═════ Data for this exercise

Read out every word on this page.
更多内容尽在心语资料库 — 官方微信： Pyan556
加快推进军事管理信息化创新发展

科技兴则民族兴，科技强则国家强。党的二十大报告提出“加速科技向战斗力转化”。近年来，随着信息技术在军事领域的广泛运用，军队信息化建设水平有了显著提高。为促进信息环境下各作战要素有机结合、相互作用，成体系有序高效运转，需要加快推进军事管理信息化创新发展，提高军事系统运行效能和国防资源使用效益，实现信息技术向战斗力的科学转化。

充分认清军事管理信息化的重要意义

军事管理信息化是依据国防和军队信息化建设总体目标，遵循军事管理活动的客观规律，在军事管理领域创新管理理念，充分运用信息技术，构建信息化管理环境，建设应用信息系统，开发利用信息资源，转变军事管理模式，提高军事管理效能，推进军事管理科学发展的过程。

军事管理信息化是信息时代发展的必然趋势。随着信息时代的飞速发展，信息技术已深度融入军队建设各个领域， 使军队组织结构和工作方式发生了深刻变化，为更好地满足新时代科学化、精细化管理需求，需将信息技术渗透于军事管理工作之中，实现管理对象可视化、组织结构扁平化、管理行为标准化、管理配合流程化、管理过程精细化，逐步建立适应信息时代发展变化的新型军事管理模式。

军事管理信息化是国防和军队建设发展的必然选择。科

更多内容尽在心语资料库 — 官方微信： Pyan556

══════════

→ Instructions for the task:
Set down the material above again, word for word.

→ Reply to the exercise:
Read out every word on this page.
更多内容尽在心语资料库 — 官方微信： Pyan556
加快推进军事管理信息化创新发展

科技兴则民族兴，科技强则国家强。党的二十大报告提出“加速科技向战斗力转化”。近年来，随着信息技术在军事领域的广泛运用，军队信息化建设水平有了显著提高。为促进信息环境下各作战要素有机结合、相互作用，成体系有序高效运转，需要加快推进军事管理信息化创新发展，提高军事系统运行效能和国防资源使用效益，实现信息技术向战斗力的科学转化。

充分认清军事管理信息化的重要意义

军事管理信息化是依据国防和军队信息化建设总体目标，遵循军事管理活动的客观规律，在军事管理领域创新管理理念，充分运用信息技术，构建信息化管理环境，建设应用信息系统，开发利用信息资源，转变军事管理模式，提高军事管理效能，推进军事管理科学发展的过程。

军事管理信息化是信息时代发展的必然趋势。随着信息时代的飞速发展，信息技术已深度融入军队建设各个领域， 使军队组织结构和工作方式发生了深刻变化，为更好地满足新时代科学化、精细化管理需求，需将信息技术渗透于军事管理工作之中，实现管理对象可视化、组织结构扁平化、管理行为标准化、管理配合流程化、管理过程精细化，逐步建立适应信息时代发展变化的新型军事管理模式。

军事管理信息化是国防和军队建设发展的必然选择。科

更多内容尽在心语资料库 — 官方微信： Pyan556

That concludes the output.